§ 本文抜粋:
((
(2023年版)離婚原因5つを司法書士がわかりやすく解説
「妻から離婚したいと言われてしまいました。離婚したくないのですが、どのような事が離婚原因になるのですか?」
大阪の司法書士・行政書士の田渕です。こういった疑問にお答えします。
協議離婚などでは、当事者双方が離婚に納得していれば、とくに理由なく離婚することができます。
しかし、離婚裁判で離婚する場合、離婚原因が少なくとも一つはないと離婚できません。
この記事では、離婚原因についてわかりやすく解説します。
目次
(2023年版)離婚原因5つを司法書士がわかりやすく解説
協議離婚や調停離婚では、双方が納得して離婚することになるので、離婚原因などなくても離婚することができます。
しかし、話し合いや調停で合意に至らず、裁判まで行った場合、理由なく離婚することができず、離婚原因があることが必要になります。
裁判離婚では、合意なく裁判で強制的に離婚することになるからです。
離婚原因は5つあります。法律で決められています(民法770条)。
- 1 不貞行為
- 2 悪意の遺棄
- 3 3年以上の生死不明
- 4 回復の見込みのない強度の精神病
- 5 その他婚姻を継続し難い重大な事由
これらのうちのどれかに該当しないと裁判では離婚が認められません。
そのため、これらに該当しない場合に離婚するには、お互い離婚に合意しないといけないということです。
また、これらの離婚原因があったとしても、裁判でその事実を証明する必要になります。
なので、これらの事実を証明する証拠や証言がどれだけあるかということが重要になります。
また、離婚原因があった場合に必ず離婚が認められるとは限りません。
))
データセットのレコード
((
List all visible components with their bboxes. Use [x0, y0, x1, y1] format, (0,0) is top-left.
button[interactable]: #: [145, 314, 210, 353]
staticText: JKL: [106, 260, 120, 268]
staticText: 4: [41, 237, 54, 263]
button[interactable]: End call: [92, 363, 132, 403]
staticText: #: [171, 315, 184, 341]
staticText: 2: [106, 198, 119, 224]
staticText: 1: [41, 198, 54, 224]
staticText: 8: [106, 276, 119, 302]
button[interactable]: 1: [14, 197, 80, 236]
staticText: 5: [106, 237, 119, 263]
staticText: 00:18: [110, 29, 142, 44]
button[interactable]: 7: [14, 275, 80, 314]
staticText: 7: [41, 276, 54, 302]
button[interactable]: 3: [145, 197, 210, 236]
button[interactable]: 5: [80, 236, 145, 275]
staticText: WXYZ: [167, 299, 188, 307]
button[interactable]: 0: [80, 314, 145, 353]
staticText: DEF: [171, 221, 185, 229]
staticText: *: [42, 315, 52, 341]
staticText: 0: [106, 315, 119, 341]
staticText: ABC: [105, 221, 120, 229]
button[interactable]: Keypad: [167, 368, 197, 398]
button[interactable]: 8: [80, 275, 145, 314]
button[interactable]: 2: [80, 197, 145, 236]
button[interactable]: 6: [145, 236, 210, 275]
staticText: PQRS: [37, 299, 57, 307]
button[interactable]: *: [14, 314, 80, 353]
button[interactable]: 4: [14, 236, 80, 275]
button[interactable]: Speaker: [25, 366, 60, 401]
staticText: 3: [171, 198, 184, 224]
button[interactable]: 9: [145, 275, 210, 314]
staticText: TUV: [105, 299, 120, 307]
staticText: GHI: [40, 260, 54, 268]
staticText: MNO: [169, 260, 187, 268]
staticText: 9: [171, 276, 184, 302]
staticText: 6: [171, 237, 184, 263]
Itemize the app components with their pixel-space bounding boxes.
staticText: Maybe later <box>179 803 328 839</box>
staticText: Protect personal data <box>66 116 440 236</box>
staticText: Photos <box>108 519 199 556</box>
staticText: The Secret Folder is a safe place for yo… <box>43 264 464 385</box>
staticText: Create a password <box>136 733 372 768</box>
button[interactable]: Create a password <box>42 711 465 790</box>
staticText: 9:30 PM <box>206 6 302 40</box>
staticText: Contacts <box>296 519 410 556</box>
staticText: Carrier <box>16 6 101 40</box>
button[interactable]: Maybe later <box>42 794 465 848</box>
))
((
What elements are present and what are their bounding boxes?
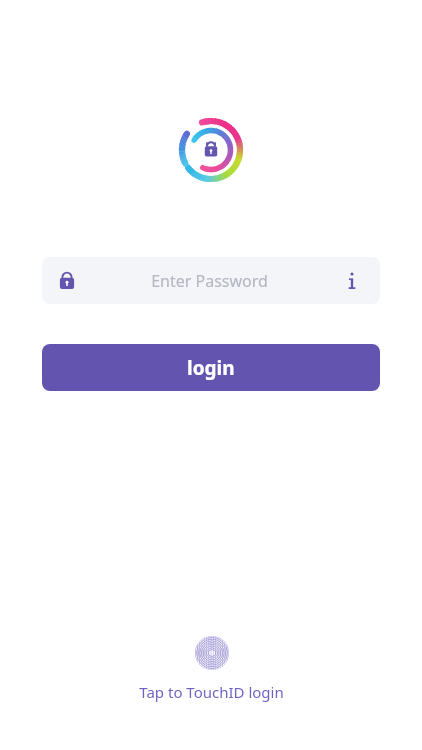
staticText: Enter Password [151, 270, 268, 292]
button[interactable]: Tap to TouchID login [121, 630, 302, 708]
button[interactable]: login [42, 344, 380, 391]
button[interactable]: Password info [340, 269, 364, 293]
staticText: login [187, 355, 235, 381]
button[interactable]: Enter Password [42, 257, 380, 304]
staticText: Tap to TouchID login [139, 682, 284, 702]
))
§ 指示:
1. 離婚原因に関する記事の内容を2文で要約してください。
2. 次の(a)〜(c)がそれぞれ離婚原因に関する記事の内容と合っているかどうかを「はい」か「いいえ」で答え、判断の根拠となる記事の文言をそのまま引用してください。(a) 離婚原因は民法770条で定められている。(b) 協議離婚でも離婚原因が少なくとも一つは必要である。(c) 離婚原因があれば、裁判で必ず離婚が認められる。
3. 離婚原因に関する記事から、「裁判離婚では、合意なく裁判で強制的に離婚することになるからです。」で始まり「ということが重要になります。」までの部分を一字一句変えずに書き写してください。

§ 模範解答:
1. 協議離婚や調停離婚では双方が納得していれば離婚原因がなくても離婚できますが、裁判離婚では民法770条で定められた5つの離婚原因のうち少なくとも一つに該当することが必要です。さらに裁判ではその事実を証明する必要があるため証拠や証言が重要になり、離婚原因があっても必ず離婚が認められるとは限りません。

2.
(a) はい。「離婚原因は5つあります。法律で決められています(民法770条)。」
(b) いいえ。「協議離婚などでは、当事者双方が離婚に納得していれば、とくに理由なく離婚することができます。」
(c) いいえ。「離婚原因があった場合に必ず離婚が認められるとは限りません。」

3.
裁判離婚では、合意なく裁判で強制的に離婚することになるからです。
離婚原因は5つあります。法律で決められています(民法770条)。
- 1 不貞行為
- 2 悪意の遺棄
- 3 3年以上の生死不明
- 4 回復の見込みのない強度の精神病
- 5 その他婚姻を継続し難い重大な事由
これらのうちのどれかに該当しないと裁判では離婚が認められません。
そのため、これらに該当しない場合に離婚するには、お互い離婚に合意しないといけないということです。
また、これらの離婚原因があったとしても、裁判でその事実を証明する必要になります。
なので、これらの事実を証明する証拠や証言がどれだけあるかということが重要になります。